(Stored data)
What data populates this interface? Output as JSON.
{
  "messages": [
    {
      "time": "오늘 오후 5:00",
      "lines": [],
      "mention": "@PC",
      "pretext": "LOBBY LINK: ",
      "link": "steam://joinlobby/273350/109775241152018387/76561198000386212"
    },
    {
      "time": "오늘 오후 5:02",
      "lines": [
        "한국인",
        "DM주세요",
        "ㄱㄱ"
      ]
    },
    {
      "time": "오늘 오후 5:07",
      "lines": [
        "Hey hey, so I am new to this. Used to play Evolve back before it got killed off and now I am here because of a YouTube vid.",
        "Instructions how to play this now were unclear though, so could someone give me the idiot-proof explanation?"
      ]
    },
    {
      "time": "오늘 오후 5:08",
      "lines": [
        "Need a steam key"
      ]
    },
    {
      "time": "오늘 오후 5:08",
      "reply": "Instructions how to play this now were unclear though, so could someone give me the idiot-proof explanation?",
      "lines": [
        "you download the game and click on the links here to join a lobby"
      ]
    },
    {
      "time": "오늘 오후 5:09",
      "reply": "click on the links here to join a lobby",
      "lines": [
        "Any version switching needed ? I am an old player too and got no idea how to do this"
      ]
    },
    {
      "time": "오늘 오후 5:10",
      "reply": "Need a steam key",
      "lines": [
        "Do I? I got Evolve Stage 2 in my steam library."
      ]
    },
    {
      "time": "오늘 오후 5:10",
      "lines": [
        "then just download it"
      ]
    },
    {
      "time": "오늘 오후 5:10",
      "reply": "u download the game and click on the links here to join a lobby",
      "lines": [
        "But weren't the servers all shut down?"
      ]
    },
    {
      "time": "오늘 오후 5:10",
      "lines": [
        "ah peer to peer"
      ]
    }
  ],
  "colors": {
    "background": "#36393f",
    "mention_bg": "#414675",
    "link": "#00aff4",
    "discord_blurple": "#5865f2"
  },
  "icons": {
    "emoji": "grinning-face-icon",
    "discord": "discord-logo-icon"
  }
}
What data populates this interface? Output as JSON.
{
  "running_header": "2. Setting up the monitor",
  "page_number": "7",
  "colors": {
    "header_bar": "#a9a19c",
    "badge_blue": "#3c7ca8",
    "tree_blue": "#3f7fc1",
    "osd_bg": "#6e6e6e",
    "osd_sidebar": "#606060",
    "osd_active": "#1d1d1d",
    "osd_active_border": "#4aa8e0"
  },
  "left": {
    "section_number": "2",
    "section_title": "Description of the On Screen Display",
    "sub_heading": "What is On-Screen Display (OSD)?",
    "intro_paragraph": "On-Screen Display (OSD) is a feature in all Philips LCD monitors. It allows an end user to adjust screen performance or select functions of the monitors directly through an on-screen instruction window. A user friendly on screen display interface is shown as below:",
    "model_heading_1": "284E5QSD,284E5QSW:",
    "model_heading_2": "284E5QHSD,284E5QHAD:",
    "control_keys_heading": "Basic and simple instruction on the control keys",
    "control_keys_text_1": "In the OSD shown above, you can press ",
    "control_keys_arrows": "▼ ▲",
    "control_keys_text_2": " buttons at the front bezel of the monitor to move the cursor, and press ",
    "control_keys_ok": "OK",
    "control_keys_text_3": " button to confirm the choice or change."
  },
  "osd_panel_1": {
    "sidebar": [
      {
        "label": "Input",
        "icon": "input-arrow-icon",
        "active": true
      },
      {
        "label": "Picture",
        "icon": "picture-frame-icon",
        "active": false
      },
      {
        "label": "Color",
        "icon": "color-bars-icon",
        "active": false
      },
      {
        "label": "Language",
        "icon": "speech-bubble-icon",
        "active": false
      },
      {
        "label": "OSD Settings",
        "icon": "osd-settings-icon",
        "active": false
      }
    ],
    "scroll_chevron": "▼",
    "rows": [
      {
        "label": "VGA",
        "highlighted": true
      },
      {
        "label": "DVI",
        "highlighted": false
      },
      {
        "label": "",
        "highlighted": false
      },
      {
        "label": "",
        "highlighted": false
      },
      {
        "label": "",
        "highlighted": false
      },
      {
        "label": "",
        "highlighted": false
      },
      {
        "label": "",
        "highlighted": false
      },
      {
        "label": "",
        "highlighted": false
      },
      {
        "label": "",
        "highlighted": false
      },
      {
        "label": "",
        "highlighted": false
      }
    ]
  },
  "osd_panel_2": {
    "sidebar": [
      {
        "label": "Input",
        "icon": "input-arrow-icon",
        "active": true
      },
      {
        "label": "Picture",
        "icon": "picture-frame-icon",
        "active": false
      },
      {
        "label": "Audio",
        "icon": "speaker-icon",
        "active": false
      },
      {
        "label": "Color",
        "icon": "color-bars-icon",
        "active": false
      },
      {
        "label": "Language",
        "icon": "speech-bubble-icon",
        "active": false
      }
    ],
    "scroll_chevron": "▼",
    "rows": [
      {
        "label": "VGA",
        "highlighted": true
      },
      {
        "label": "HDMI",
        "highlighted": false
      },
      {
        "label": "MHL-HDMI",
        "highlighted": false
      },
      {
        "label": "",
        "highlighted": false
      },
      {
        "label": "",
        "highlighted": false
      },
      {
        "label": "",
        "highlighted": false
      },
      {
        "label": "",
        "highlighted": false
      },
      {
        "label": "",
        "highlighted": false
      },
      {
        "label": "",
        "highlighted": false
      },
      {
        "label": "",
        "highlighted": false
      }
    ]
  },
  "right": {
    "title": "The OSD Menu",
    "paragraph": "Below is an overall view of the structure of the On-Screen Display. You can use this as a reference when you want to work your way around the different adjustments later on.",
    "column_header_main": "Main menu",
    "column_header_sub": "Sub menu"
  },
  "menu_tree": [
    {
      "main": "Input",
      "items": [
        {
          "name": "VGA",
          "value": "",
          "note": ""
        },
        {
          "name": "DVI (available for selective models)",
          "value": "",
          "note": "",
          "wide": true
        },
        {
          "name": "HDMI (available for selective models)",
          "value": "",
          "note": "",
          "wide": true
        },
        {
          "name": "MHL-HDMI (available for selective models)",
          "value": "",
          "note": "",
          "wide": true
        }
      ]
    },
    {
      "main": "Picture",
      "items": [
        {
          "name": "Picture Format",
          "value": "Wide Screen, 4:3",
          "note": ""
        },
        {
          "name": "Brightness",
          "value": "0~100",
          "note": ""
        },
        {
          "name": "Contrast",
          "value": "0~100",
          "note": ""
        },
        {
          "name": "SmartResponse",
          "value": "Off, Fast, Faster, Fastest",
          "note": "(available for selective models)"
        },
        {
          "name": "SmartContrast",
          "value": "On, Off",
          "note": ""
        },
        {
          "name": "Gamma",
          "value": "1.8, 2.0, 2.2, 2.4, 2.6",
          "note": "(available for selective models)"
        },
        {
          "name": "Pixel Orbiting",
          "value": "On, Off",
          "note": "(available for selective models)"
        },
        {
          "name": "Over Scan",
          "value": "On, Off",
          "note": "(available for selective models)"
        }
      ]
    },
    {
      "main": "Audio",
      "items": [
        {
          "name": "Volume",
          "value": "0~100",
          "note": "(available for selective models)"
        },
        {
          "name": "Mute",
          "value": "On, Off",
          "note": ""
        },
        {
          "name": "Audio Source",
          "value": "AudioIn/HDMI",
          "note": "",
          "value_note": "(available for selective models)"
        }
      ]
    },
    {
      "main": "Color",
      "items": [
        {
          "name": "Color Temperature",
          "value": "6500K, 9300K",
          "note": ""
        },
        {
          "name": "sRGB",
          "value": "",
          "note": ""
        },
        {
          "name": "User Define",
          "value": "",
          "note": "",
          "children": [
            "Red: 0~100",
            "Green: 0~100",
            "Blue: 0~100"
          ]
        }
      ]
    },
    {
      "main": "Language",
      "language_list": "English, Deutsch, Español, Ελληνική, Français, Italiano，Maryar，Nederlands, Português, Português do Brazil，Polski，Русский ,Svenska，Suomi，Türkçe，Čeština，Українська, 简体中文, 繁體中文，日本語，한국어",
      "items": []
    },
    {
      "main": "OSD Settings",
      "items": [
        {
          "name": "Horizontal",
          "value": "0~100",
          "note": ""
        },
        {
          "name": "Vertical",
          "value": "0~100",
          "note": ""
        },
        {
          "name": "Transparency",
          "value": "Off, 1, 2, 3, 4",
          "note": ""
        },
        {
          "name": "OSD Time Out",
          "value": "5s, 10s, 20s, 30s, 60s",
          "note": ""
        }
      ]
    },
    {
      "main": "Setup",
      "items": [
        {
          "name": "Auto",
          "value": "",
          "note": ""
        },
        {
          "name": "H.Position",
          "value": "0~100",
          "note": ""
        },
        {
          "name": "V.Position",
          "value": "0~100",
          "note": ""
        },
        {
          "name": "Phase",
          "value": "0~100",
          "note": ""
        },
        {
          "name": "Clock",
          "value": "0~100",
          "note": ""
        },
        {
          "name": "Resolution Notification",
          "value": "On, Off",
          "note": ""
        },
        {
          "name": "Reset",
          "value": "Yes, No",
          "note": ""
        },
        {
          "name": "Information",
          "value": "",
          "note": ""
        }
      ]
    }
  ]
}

* TASK PROMPT
Report only how many lines of the listing hold the word "proof".

* THE REPLY
2